#### [Task description]
Which lines hold the word "points"? Copy each one.
☆ ☆ ☆ ☆
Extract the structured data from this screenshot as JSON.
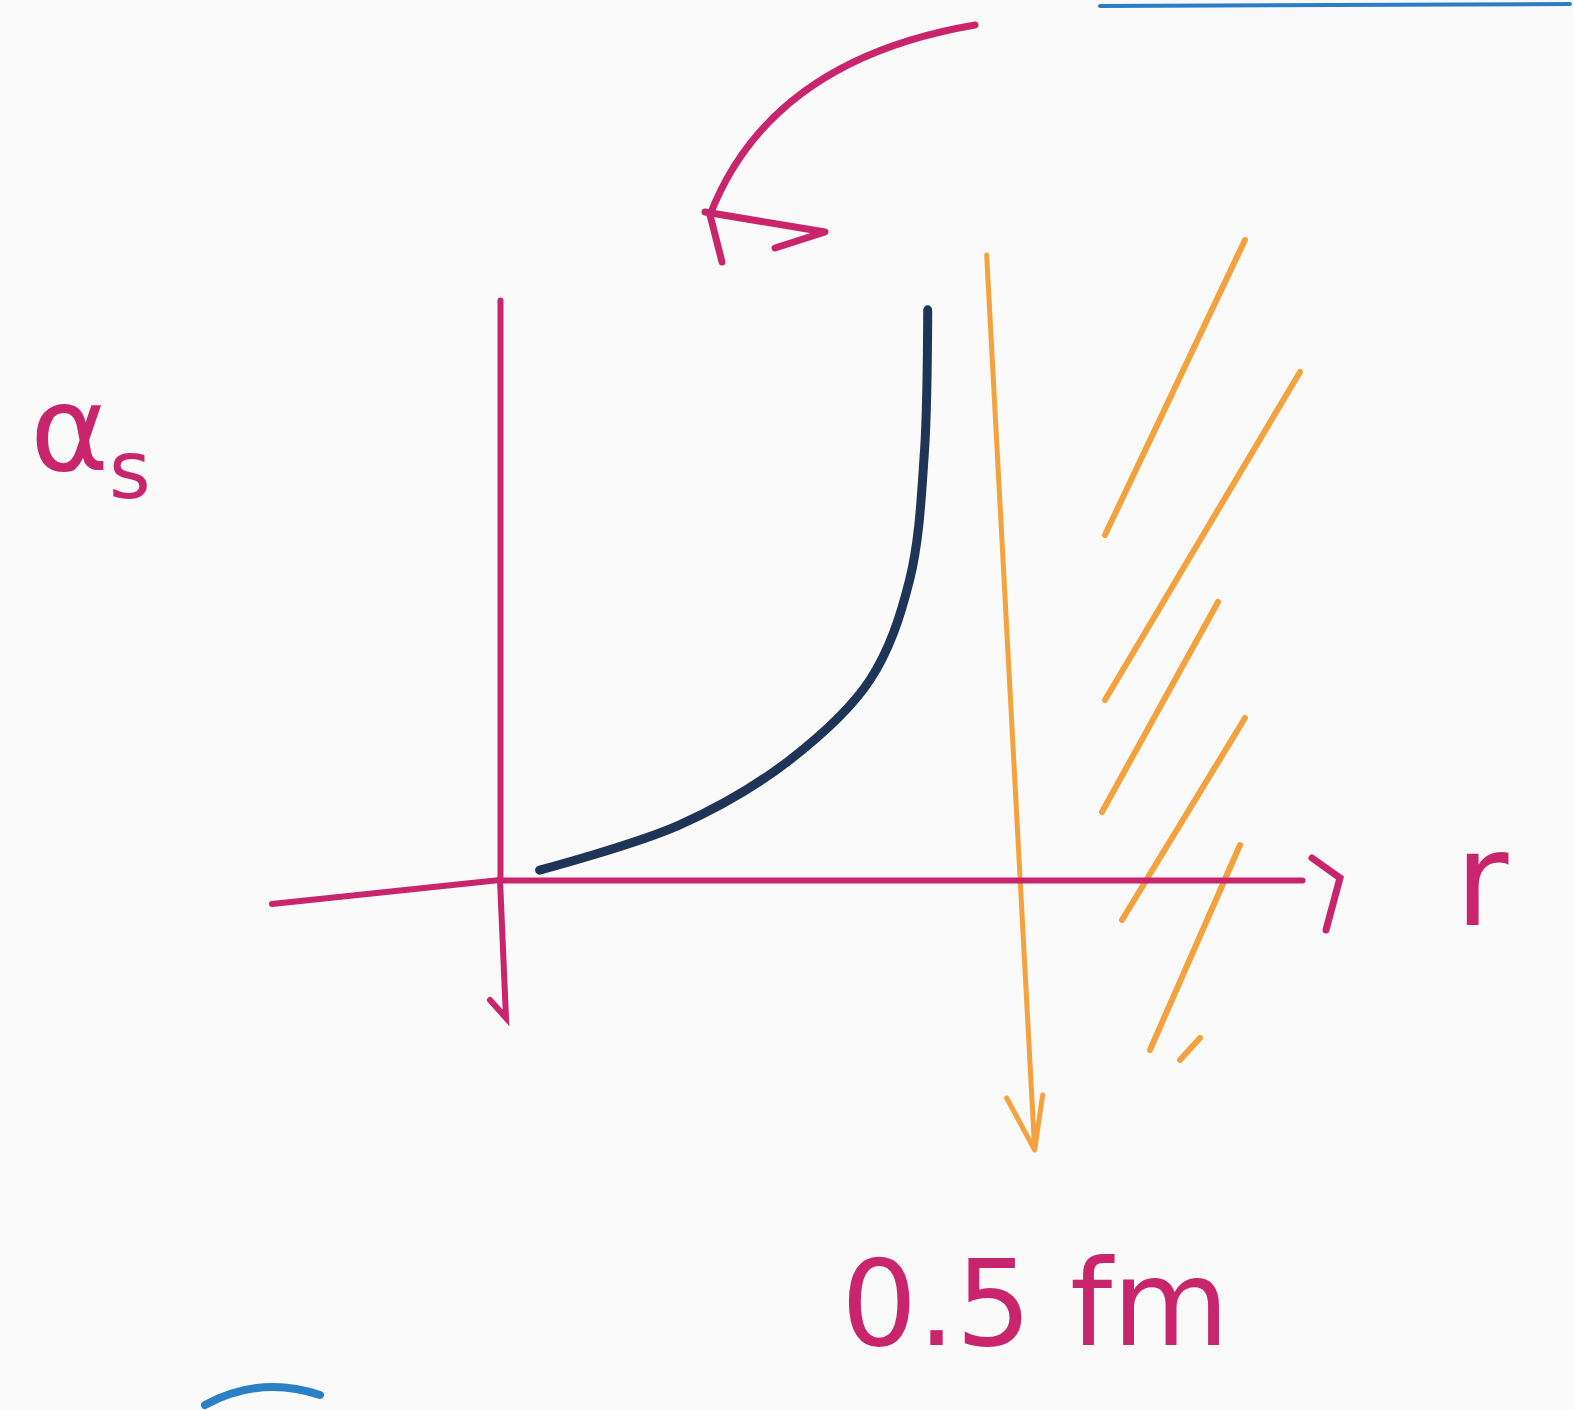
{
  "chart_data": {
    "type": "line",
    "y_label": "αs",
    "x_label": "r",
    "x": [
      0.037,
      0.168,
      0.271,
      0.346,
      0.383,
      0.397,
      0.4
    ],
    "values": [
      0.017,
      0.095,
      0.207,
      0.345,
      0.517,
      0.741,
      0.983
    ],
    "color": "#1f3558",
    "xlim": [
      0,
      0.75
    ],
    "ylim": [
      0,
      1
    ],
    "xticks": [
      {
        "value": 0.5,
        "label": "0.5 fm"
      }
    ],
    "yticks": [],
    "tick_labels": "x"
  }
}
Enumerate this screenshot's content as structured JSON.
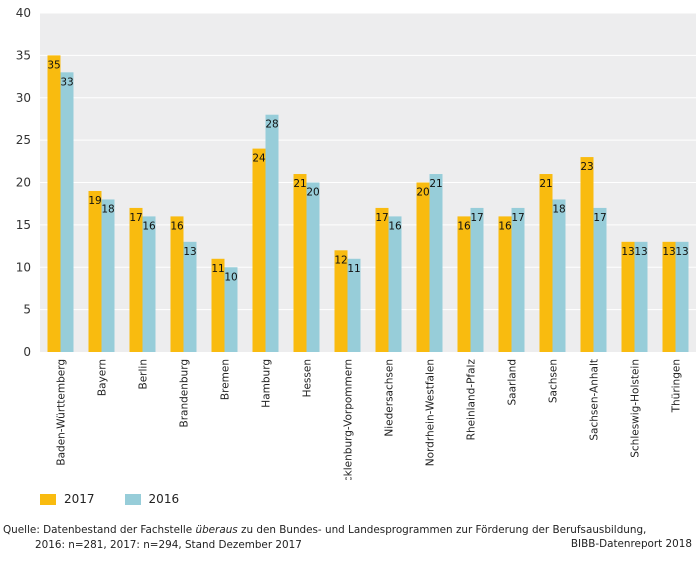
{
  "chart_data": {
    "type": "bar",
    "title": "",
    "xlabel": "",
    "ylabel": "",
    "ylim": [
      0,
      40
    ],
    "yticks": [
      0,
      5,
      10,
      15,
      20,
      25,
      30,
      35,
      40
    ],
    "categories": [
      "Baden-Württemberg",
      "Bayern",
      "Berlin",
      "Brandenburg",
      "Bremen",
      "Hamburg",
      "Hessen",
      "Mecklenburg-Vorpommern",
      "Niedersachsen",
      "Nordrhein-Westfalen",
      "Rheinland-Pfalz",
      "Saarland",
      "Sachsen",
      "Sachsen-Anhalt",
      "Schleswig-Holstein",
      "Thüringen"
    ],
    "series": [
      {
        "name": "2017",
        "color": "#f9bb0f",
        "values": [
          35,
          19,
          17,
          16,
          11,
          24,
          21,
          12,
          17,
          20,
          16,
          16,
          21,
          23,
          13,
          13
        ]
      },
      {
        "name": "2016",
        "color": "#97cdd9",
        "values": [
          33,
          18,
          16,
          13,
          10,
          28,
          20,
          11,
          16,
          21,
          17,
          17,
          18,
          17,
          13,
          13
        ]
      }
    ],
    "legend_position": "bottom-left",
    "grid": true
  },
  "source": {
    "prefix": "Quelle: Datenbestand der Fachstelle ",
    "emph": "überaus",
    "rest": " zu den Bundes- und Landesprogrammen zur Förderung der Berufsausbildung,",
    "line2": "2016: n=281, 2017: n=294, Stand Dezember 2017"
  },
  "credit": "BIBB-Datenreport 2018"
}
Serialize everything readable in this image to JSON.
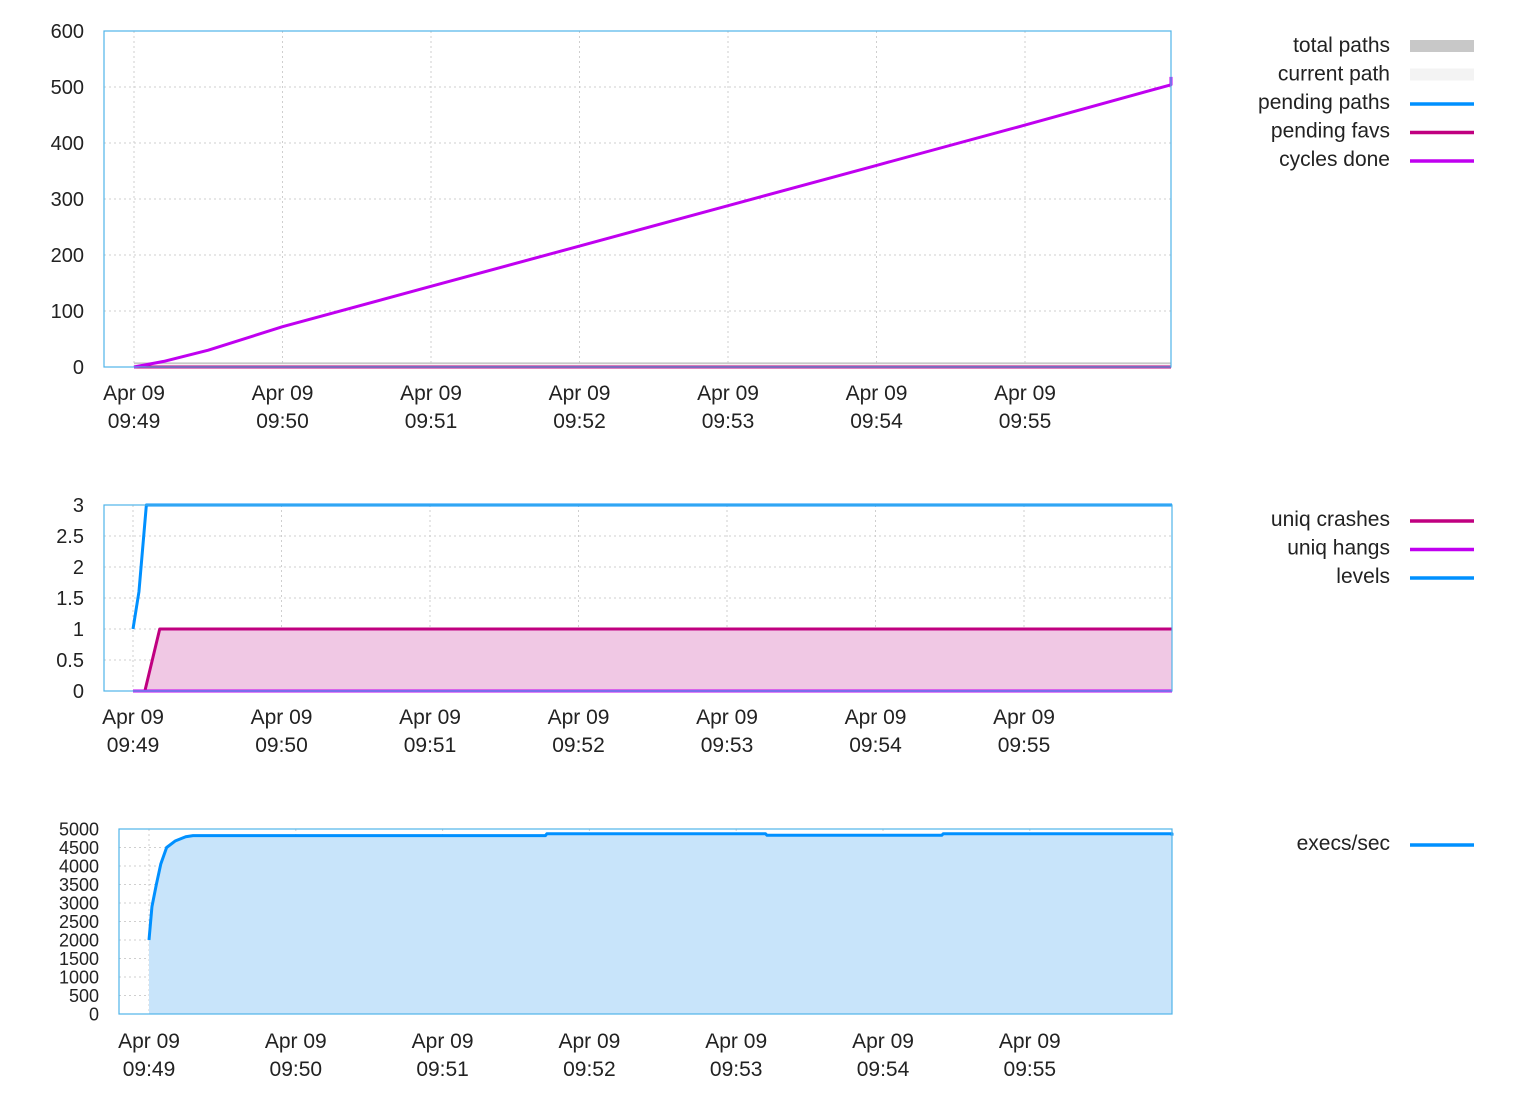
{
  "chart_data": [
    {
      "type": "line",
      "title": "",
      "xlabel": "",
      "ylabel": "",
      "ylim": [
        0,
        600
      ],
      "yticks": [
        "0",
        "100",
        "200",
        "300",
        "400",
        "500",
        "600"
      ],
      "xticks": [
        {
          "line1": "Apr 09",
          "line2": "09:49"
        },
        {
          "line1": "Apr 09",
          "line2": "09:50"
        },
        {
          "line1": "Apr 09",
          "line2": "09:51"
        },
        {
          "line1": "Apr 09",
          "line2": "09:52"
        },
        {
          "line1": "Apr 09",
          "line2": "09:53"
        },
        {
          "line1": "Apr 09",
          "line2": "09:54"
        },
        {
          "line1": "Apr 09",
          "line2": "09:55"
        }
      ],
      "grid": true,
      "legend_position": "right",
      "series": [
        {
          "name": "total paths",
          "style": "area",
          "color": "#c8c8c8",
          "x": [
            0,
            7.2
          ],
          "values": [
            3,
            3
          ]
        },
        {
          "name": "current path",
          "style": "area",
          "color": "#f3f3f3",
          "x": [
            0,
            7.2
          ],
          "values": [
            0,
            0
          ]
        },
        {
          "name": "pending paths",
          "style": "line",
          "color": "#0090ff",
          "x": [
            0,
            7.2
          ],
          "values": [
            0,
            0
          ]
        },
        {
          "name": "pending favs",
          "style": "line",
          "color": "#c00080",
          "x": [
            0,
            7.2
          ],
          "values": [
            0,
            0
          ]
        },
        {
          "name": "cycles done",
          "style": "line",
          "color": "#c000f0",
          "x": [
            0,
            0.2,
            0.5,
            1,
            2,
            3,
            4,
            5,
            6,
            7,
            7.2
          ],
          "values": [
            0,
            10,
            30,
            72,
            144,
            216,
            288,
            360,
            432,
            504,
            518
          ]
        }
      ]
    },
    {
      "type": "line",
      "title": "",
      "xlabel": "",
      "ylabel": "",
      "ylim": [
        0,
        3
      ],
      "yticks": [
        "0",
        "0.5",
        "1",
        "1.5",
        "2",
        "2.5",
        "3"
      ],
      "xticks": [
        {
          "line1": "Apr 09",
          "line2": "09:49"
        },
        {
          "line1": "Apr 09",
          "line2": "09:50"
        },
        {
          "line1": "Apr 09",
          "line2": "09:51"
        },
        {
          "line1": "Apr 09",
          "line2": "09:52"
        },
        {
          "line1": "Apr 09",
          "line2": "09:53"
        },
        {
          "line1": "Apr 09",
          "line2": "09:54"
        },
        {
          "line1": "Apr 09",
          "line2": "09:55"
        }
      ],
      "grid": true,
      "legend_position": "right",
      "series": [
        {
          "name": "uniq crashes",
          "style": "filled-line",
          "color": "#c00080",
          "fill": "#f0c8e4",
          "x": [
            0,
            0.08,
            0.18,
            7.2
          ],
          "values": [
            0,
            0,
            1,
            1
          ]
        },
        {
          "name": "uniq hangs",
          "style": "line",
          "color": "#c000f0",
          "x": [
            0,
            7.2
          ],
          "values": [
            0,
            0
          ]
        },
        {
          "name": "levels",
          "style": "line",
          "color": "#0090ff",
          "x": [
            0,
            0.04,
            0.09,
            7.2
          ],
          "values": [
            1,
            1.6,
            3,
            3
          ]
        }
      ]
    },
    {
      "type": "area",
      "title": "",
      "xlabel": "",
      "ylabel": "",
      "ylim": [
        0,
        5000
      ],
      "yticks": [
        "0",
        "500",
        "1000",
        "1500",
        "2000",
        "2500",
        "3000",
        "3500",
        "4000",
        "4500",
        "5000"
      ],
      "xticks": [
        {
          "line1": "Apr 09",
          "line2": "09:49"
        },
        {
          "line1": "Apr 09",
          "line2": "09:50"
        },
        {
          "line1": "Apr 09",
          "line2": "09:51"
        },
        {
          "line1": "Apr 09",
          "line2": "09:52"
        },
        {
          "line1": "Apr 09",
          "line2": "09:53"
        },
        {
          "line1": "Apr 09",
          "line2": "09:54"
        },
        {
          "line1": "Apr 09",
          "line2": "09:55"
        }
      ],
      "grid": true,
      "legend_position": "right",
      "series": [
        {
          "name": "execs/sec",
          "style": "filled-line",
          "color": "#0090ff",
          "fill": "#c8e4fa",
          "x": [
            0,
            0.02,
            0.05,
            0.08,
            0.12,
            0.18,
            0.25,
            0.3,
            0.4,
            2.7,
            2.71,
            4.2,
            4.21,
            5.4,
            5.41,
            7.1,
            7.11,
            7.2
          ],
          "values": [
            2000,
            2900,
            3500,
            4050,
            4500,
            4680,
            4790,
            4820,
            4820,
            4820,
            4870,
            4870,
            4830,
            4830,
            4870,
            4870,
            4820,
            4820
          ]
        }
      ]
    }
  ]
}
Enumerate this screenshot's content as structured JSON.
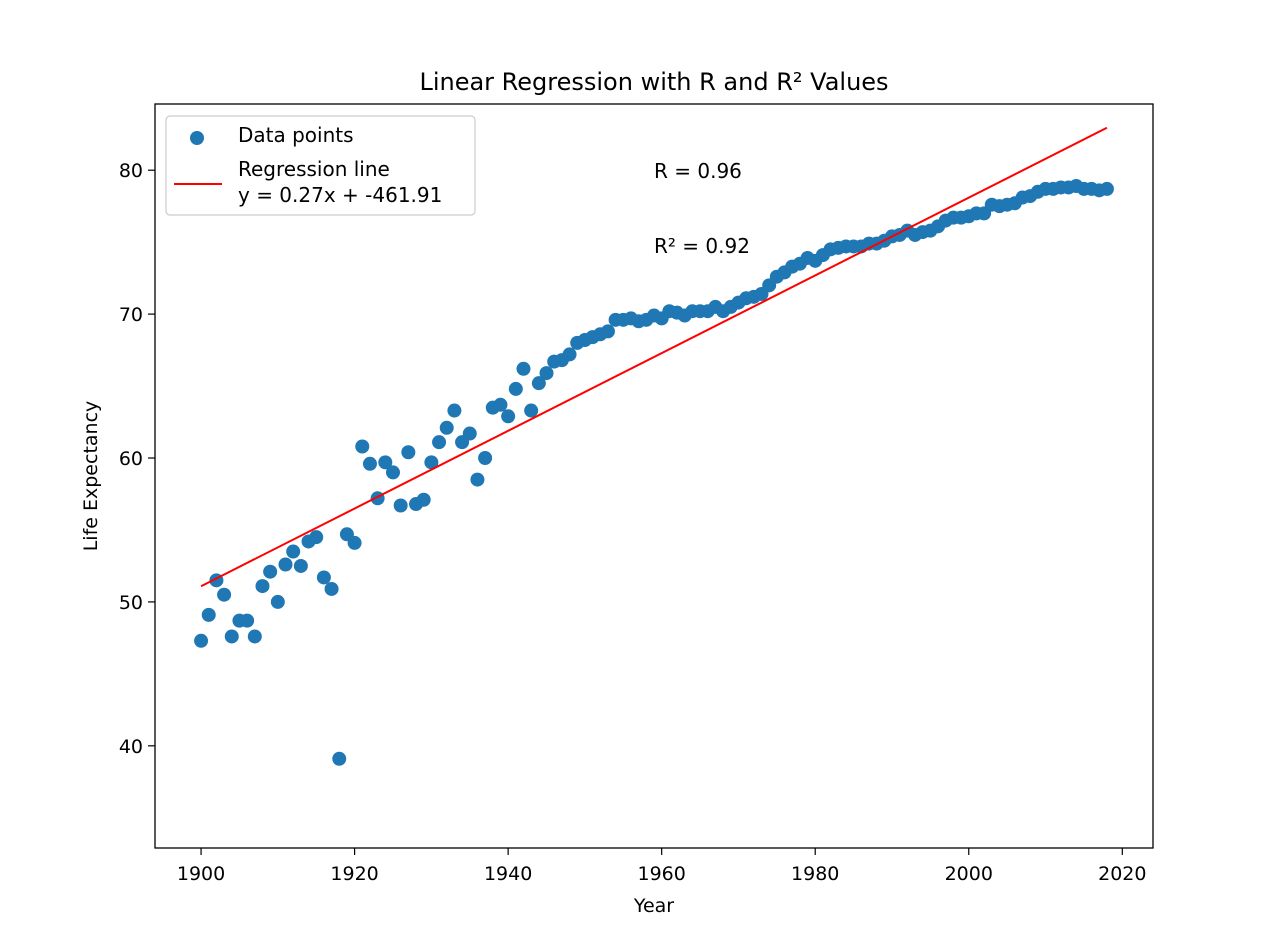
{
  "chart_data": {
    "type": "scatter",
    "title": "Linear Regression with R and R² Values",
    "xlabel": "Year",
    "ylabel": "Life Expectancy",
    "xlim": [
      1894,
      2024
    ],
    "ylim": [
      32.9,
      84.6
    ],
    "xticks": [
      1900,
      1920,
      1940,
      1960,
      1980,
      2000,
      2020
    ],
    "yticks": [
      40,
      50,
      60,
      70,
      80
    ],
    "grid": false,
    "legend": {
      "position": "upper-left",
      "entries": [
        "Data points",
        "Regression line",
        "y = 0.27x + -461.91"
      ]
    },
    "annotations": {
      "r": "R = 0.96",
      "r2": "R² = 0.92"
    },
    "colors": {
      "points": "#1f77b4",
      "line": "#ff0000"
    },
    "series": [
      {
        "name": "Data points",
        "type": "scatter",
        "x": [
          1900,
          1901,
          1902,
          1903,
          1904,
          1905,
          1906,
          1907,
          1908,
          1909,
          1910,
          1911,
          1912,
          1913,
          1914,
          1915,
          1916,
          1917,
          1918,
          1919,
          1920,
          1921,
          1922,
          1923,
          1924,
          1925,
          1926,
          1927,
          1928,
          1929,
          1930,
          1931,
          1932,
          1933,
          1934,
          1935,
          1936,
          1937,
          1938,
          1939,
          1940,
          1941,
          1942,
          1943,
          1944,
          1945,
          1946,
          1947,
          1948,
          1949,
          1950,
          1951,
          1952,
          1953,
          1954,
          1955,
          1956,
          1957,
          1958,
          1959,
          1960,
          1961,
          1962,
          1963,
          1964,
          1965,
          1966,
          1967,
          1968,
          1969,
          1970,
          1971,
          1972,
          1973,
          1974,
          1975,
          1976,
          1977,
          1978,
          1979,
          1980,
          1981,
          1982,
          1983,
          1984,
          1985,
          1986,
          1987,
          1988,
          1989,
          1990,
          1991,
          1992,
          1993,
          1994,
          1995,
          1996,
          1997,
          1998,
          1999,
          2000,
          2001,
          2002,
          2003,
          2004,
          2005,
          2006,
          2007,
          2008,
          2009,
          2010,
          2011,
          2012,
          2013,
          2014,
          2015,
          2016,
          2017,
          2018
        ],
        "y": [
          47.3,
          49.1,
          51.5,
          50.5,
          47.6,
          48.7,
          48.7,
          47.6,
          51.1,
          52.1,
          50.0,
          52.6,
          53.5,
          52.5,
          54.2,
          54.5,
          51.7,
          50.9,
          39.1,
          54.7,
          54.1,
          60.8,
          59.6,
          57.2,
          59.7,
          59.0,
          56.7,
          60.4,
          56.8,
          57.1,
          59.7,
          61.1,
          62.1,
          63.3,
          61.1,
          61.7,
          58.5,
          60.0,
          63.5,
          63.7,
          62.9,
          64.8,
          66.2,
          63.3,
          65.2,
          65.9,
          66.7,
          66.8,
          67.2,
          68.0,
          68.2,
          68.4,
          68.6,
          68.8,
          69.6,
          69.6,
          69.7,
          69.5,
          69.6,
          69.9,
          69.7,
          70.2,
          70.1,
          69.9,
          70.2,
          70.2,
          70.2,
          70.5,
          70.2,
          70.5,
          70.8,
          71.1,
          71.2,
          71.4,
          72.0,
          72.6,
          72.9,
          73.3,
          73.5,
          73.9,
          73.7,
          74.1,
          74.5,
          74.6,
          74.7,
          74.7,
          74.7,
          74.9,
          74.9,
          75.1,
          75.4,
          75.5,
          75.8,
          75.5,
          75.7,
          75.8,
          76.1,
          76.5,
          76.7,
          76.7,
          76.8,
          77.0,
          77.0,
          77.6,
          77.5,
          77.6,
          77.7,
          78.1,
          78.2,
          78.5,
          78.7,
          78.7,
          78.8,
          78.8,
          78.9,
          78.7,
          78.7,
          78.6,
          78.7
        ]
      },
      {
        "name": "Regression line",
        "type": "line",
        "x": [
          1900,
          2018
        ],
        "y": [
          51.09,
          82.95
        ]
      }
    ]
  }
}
☆ ☆ ☆ ☆
#### [Solution for this task]
        "Data points",
      "points": "#1f77b4",
        "name": "Data points",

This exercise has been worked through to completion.